* Start RECORDS FOR THIS EXERCISE *
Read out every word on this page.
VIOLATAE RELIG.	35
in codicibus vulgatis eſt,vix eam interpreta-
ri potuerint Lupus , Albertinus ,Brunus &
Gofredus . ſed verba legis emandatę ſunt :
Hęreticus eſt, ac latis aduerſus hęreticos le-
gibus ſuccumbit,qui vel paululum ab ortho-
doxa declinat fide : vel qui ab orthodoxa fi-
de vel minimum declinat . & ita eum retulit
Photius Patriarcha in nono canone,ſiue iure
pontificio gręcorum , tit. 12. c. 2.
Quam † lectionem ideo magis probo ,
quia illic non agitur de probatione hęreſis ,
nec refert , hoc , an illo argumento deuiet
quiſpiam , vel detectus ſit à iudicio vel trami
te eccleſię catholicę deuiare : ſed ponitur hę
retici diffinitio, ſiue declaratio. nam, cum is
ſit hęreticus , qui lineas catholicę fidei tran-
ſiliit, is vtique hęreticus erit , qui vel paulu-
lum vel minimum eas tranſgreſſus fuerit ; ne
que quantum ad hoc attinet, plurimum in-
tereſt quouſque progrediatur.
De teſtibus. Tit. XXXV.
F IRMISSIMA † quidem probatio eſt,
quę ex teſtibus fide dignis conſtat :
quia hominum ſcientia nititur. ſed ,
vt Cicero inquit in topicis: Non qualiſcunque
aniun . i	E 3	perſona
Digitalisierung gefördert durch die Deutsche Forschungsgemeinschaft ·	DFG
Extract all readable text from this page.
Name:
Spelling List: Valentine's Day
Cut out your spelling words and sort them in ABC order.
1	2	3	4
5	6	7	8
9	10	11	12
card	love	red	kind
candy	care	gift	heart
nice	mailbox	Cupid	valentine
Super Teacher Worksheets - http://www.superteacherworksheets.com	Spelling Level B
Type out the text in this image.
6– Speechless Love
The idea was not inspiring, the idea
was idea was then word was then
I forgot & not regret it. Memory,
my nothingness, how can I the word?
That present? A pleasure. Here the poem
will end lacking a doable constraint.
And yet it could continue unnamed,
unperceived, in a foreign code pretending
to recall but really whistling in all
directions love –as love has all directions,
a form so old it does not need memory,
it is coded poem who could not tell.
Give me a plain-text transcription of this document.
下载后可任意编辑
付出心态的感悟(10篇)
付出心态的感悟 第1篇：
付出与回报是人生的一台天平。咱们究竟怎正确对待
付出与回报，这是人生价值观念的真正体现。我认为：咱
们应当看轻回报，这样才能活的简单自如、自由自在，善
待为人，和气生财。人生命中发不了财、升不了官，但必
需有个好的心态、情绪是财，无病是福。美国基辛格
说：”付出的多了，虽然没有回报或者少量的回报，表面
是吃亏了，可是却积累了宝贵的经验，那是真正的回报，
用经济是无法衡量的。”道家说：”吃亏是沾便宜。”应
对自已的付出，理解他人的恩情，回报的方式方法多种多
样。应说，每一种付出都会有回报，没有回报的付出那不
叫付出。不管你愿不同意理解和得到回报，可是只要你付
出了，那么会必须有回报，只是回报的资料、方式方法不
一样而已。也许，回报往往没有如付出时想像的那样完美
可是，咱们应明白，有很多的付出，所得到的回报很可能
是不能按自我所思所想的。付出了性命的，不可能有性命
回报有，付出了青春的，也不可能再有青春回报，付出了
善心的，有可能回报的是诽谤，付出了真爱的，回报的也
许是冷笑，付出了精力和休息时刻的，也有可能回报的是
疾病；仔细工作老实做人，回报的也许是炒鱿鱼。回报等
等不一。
* End RECORDS FOR THIS EXERCISE *
§ PROBLEM REQUIREMENTS:
Lines of the material that contain the word "ſiue" are to be gathered.

§ RESPONSE TO THIS TASK:
Photius Patriarcha in nono canone,ſiue iure
retici diffinitio, ſiue declaratio. nam, cum is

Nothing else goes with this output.